» **Passage**:
Massachusetts Attorney General Maura Healey is not interested in debating whether daily fantasy sports are gambling or “games of skill.” In either case, she wants to regulate them in a way that should have the industry’s biggest players, FanDuel and DraftKings, cheering.

“This is a form of gambling. The question is whether it’s legal or illegal,” Healey said in a news conference announcing her plan to regulate the industry. “As I’ve said in the past, as I look at the criminal laws that apply to gambling, it is not unambiguously clear that they apply to this new industry that was never envisioned at the time those laws were drafted.”

If the recent crackdown in New York is the worst-case scenario for DraftKings and FanDuel, Healey’s proposed rules offer an alternative they’ll find welcome. She would prohibit the sites from advertising to minors and require the sites to block players under 21, and ban daily fantasy contests on college sports.

» **Check your understanding**:
**1.** Under Healey's proposal in the passage on regulating daily fantasy sports, what age must players be to avoid being blocked from the sites?
**2.** Translate this sentence from the passage on regulating daily fantasy sports into Spanish: "Massachusetts Attorney General Maura Healey is not interested in debating whether daily fantasy sports are gambling or “games of skill.”"
**3.** Resume the article on regulating daily fantasy sports in Massachusetts, picking up after its last sentence.

» **Material supplied**:
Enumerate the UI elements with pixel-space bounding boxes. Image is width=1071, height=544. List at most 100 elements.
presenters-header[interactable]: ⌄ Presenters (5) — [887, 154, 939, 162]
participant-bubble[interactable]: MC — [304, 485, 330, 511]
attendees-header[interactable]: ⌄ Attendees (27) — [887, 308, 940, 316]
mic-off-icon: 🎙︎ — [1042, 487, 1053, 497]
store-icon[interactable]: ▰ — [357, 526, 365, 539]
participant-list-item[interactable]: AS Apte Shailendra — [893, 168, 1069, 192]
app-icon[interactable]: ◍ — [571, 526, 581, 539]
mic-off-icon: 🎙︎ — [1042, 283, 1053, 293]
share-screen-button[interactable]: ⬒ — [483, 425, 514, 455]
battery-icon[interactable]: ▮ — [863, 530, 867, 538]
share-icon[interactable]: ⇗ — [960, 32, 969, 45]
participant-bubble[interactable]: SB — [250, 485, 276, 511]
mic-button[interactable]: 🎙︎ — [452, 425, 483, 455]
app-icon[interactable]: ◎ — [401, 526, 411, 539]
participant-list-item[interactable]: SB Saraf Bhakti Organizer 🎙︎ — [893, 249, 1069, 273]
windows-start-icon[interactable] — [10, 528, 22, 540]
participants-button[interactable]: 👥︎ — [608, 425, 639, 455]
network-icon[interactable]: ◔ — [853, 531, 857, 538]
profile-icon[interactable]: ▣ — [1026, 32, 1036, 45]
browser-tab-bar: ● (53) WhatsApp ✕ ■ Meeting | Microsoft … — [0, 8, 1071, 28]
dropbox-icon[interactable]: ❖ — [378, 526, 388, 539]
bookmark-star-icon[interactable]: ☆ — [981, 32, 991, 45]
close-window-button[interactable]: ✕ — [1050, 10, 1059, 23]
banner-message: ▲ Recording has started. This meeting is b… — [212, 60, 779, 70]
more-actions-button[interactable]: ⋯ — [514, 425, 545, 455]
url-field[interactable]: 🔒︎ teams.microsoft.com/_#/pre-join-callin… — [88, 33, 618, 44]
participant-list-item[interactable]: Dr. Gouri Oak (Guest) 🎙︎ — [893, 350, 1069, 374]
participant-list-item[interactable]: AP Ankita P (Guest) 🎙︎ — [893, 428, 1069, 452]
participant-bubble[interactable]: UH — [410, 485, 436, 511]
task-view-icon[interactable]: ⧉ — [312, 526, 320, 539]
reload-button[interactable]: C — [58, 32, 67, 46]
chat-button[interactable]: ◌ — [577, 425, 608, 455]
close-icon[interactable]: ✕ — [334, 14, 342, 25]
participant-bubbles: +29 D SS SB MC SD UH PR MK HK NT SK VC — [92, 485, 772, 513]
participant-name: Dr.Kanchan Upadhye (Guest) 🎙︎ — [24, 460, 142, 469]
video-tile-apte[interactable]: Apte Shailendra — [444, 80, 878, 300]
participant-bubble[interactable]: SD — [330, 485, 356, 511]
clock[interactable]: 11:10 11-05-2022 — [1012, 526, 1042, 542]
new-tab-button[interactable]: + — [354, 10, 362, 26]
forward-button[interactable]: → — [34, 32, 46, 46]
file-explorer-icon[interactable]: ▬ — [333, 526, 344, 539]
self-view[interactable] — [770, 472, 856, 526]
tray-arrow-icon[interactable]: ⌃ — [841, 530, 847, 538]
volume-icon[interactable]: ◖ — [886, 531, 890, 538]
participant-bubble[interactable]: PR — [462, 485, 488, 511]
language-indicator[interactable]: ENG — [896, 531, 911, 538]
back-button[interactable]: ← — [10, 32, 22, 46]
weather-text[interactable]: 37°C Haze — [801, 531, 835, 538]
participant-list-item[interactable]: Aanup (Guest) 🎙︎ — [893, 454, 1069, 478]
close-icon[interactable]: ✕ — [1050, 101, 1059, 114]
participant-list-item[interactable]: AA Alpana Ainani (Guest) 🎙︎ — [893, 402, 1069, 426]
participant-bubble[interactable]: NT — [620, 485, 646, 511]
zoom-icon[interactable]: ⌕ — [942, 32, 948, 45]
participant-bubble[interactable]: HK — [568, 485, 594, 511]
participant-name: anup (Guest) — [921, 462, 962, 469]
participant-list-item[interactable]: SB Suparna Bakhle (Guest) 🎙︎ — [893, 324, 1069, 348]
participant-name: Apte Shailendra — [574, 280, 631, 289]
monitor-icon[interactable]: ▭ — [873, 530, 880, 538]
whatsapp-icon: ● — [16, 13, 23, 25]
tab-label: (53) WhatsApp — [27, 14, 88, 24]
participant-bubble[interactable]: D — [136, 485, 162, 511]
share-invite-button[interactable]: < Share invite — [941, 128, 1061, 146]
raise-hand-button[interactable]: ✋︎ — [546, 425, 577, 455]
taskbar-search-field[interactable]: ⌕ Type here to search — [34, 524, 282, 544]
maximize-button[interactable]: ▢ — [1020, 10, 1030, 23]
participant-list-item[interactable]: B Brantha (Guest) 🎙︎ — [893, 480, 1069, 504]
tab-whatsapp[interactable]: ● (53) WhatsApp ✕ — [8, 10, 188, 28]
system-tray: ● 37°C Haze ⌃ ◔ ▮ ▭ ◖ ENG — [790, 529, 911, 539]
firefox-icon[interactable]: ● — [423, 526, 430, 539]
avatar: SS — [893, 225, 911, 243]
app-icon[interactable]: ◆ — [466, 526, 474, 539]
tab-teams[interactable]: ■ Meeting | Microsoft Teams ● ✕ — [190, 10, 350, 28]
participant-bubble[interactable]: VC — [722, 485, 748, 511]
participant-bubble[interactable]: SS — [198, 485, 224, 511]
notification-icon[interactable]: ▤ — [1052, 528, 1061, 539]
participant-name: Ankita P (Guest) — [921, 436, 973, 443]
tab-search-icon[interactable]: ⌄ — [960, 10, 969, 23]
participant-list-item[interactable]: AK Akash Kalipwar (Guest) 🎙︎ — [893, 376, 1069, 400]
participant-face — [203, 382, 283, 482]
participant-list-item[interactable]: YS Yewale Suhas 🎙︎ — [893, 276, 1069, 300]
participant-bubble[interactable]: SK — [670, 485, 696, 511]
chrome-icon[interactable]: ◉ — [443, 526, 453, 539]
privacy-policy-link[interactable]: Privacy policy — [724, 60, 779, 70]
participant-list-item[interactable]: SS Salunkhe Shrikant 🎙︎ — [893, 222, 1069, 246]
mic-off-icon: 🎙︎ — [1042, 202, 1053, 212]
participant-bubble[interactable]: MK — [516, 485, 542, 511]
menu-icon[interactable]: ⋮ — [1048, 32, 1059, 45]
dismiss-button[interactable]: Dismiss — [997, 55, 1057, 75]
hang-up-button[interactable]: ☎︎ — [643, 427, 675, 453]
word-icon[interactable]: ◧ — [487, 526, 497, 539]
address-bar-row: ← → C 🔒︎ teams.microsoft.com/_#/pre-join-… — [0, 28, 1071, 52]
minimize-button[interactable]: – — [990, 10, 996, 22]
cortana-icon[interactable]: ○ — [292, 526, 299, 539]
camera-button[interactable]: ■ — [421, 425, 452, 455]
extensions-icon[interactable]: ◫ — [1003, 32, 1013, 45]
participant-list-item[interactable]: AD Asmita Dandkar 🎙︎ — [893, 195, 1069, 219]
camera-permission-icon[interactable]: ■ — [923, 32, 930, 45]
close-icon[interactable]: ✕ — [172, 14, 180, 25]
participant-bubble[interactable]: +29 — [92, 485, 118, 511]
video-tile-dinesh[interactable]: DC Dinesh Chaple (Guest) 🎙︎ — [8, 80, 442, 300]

» **Answers to the exercises**:
**1.** 21

**2.** La fiscal general de Massachusetts, Maura Healey, no tiene interés en debatir si los deportes de fantasía diarios son apuestas o "juegos de habilidad".

**3.**
None of these regulations would add significant costs to the companies, and by not going further, Healey gave them permission to have at it. She did say she was keeping open the option to take further action against daily fantasy companies, although she has said previously she’s not looking to shut them down. Neither company immediately commented.

Healey stated what is already obvious to many: There is no intellectually honest distinction to be drawn between daily fantasy sports and other games that have been addressed under gambling laws. Both DraftKings and FanDuel defend themselves by arguing that their contests are games of skill. But there are skillful sports gamblers and poker players who have to ply their trades illegally unless they want to live in Las Vegas, and anyone willing to slap down a dollar can make a legal bet on skill-less scratch-off state lotteries.

The only relevant question for betting games is whether lawmakers have made them legal.

For this reason, Jeff Ifrah, a lawyer who represents several small daily fantasy companies, tries to avoid the debate over skill. “Once you start having that discussion, you lose,” he said. Ifrah also represented poker companies in 2011, when the industry collapsed after criminal charges were brought against the major industry players.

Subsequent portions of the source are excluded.